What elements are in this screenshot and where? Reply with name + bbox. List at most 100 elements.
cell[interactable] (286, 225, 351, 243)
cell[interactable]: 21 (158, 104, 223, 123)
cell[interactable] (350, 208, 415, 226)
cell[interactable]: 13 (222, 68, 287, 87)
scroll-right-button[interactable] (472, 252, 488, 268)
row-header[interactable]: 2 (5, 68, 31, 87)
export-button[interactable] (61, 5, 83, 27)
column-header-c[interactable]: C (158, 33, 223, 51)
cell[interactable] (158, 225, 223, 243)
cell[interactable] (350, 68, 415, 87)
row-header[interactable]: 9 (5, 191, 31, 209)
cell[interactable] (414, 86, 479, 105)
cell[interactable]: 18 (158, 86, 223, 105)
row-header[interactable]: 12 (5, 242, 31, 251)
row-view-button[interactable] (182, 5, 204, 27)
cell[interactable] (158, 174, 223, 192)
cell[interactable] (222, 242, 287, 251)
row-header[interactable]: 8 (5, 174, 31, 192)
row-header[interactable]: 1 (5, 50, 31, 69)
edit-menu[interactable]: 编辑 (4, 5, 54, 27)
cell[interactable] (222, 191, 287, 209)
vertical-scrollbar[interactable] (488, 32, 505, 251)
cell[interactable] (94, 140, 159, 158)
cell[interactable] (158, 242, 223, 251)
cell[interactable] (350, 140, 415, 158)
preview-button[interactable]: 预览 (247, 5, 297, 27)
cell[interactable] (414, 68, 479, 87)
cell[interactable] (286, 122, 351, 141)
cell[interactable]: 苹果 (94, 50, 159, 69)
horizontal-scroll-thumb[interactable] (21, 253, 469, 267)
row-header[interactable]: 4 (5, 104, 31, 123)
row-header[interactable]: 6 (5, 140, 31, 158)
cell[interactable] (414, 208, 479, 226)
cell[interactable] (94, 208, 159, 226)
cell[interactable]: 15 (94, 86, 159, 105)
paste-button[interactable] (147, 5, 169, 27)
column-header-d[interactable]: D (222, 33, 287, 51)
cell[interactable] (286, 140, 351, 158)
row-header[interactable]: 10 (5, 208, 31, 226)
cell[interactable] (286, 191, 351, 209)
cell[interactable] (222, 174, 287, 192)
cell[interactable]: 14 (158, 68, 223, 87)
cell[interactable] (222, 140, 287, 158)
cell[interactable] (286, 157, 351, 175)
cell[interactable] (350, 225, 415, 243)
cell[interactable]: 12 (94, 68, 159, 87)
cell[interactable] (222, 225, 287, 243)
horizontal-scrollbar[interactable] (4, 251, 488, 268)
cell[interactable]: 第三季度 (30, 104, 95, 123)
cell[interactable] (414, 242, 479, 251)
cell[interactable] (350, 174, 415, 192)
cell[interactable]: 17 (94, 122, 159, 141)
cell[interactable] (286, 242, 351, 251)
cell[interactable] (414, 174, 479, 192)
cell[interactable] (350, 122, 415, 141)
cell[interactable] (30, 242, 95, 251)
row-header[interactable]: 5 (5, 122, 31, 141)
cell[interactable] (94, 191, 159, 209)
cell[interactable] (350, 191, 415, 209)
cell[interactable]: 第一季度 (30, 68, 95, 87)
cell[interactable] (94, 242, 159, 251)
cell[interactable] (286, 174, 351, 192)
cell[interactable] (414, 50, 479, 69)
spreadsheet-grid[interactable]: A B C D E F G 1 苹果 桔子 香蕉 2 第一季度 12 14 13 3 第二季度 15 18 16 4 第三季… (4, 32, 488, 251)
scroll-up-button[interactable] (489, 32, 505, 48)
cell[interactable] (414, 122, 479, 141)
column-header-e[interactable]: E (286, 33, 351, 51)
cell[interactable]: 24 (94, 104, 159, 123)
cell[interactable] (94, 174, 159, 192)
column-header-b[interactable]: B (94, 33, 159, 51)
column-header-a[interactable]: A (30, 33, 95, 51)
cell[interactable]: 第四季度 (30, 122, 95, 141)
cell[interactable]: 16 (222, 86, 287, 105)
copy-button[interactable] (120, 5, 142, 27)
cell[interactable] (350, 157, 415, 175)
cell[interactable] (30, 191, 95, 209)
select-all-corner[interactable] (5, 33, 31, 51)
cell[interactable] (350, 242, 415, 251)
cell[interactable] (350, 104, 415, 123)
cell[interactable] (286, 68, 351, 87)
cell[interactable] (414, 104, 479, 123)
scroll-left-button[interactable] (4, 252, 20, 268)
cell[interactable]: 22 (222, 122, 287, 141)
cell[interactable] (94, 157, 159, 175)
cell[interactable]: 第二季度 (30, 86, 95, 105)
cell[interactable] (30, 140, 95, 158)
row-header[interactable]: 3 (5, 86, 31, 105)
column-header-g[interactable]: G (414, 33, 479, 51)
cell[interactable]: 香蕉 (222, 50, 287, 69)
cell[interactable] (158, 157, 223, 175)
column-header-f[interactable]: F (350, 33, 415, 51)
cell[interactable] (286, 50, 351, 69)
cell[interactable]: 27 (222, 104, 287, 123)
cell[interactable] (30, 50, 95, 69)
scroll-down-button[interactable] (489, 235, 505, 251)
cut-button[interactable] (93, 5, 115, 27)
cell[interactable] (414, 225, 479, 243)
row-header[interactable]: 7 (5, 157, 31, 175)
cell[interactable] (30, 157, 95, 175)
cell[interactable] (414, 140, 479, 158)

■ ■ ■ ■ ■

● **YOUR GOAL**:
Please convert the items above into a JSON list of strings, one string per line, leaving out any blank lines.

● **TASK ANSWER**:
[
  "What elements are in this screenshot and where? Reply with name + bbox. List at most 100 elements.",
  "cell[interactable] (286, 225, 351, 243)",
  "cell[interactable]: 21 (158, 104, 223, 123)",
  "cell[interactable] (350, 208, 415, 226)",
  "cell[interactable]: 13 (222, 68, 287, 87)",
  "scroll-right-button[interactable] (472, 252, 488, 268)",
  "row-header[interactable]: 2 (5, 68, 31, 87)",
  "export-button[interactable] (61, 5, 83, 27)",
  "column-header-c[interactable]: C (158, 33, 223, 51)",
  "cell[interactable] (158, 225, 223, 243)",
  "cell[interactable] (350, 68, 415, 87)",
  "row-header[interactable]: 9 (5, 191, 31, 209)",
  "cell[interactable] (414, 86, 479, 105)",
  "cell[interactable]: 18 (158, 86, 223, 105)",
  "row-header[interactable]: 12 (5, 242, 31, 251)",
  "row-view-button[interactable] (182, 5, 204, 27)",
  "cell[interactable] (158, 174, 223, 192)",
  "cell[interactable] (222, 242, 287, 251)",
  "row-header[interactable]: 8 (5, 174, 31, 192)",
  "row-header[interactable]: 1 (5, 50, 31, 69)",
  "edit-menu[interactable]: 编辑 (4, 5, 54, 27)",
  "cell[interactable] (222, 191, 287, 209)",
  "vertical-scrollbar[interactable] (488, 32, 505, 251)",
  "cell[interactable] (94, 140, 159, 158)",
  "cell[interactable] (158, 242, 223, 251)",
  "cell[interactable] (350, 140, 415, 158)",
  "preview-button[interactable]: 预览 (247, 5, 297, 27)",
  "cell[interactable] (414, 68, 479, 87)",
  "cell[interactable] (286, 122, 351, 141)",
  "cell[interactable]: 苹果 (94, 50, 159, 69)",
  "horizontal-scroll-thumb[interactable] (21, 253, 469, 267)",
  "row-header[interactable]: 4 (5, 104, 31, 123)",
  "row-header[interactable]: 6 (5, 140, 31, 158)",
  "cell[interactable] (414, 208, 479, 226)",
  "cell[interactable] (94, 208, 159, 226)",
  "cell[interactable]: 15 (94, 86, 159, 105)",
  "paste-button[interactable] (147, 5, 169, 27)",
  "column-header-d[interactable]: D (222, 33, 287, 51)",
  "cell[interactable] (286, 140, 351, 158)",
  "row-header[interactable]: 10 (5, 208, 31, 226)",
  "cell[interactable] (286, 191, 351, 209)",
  "cell[interactable] (222, 174, 287, 192)",
  "cell[interactable]: 14 (158, 68, 223, 87)",
  "cell[interactable] (222, 140, 287, 158)",
  "cell[interactable] (286, 157, 351, 175)",
  "cell[interactable] (350, 225, 415, 243)",
  "cell[interactable]: 12 (94, 68, 159, 87)",
  "cell[interactable] (222, 225, 287, 243)",
  "horizontal-scrollbar[interactable] (4, 251, 488, 268)",
  "cell[interactable]: 第三季度 (30, 104, 95, 123)",
  "cell[interactable] (414, 242, 479, 251)",
  "cell[interactable] (350, 174, 415, 192)",
  "cell[interactable]: 17 (94, 122, 159, 141)",
  "cell[interactable] (286, 242, 351, 251)",
  "cell[interactable] (414, 174, 479, 192)",
  "cell[interactable] (350, 122, 415, 141)",
  "cell[interactable] (30, 242, 95, 251)",
  "row-header[interactable]: 5 (5, 122, 31, 141)",
  "cell[interactable] (94, 191, 159, 209)",
  "cell[interactable] (350, 191, 415, 209)",
  "cell[interactable]: 第一季度 (30, 68, 95, 87)",
  "cell[interactable] (94, 242, 159, 251)",
  "cell[interactable] (286, 174, 351, 192)",
  "cell[interactable] (414, 50, 479, 69)",
  "spreadsheet-grid[interactable]: A B C D E F G 1 苹果 桔子 香蕉 2 第一季度 12 14 13 3 第二季度 15 18 16 4 第三季… (4, 32, 488, 251)",
  "scroll-up-button[interactable] (489, 32, 505, 48)",
  "cell[interactable] (414, 122, 479, 141)",
  "column-header-e[interactable]: E (286, 33, 351, 51)",
  "cell[interactable]: 24 (94, 104, 159, 123)",
  "cell[interactable] (94, 174, 159, 192)",
  "column-header-b[interactable]: B (94, 33, 159, 51)",
  "column-header-a[interactable]: A (30, 33, 95, 51)",
  "cell[interactable]: 第四季度 (30, 122, 95, 141)",
  "cell[interactable]: 16 (222, 86, 287, 105)",
  "copy-button[interactable] (120, 5, 142, 27)",
  "cell[interactable] (350, 157, 415, 175)",
  "cell[interactable] (30, 191, 95, 209)",
  "select-all-corner[interactable] (5, 33, 31, 51)",
  "cell[interactable] (350, 242, 415, 251)",
  "cell[interactable] (350, 104, 415, 123)",
  "cell[interactable] (286, 68, 351, 87)",
  "cell[interactable] (414, 104, 479, 123)",
  "scroll-left-button[interactable] (4, 252, 20, 268)",
  "cell[interactable]: 22 (222, 122, 287, 141)",
  "cell[interactable] (94, 157, 159, 175)",
  "cell[interactable]: 第二季度 (30, 86, 95, 105)",
  "cell[interactable] (30, 140, 95, 158)",
  "row-header[interactable]: 3 (5, 86, 31, 105)",
  "column-header-g[interactable]: G (414, 33, 479, 51)",
  "cell[interactable]: 香蕉 (222, 50, 287, 69)",
  "cell[interactable] (158, 157, 223, 175)",
  "column-header-f[interactable]: F (350, 33, 415, 51)",
  "cell[interactable] (286, 50, 351, 69)",
  "cell[interactable]: 27 (222, 104, 287, 123)",
  "cell[interactable] (30, 50, 95, 69)",
  "scroll-down-button[interactable] (489, 235, 505, 251)",
  "cut-button[interactable] (93, 5, 115, 27)",
  "cell[interactable] (414, 225, 479, 243)",
  "row-header[interactable]: 7 (5, 157, 31, 175)",
  "cell[interactable] (30, 157, 95, 175)",
  "cell[interactable] (414, 140, 479, 158)"
]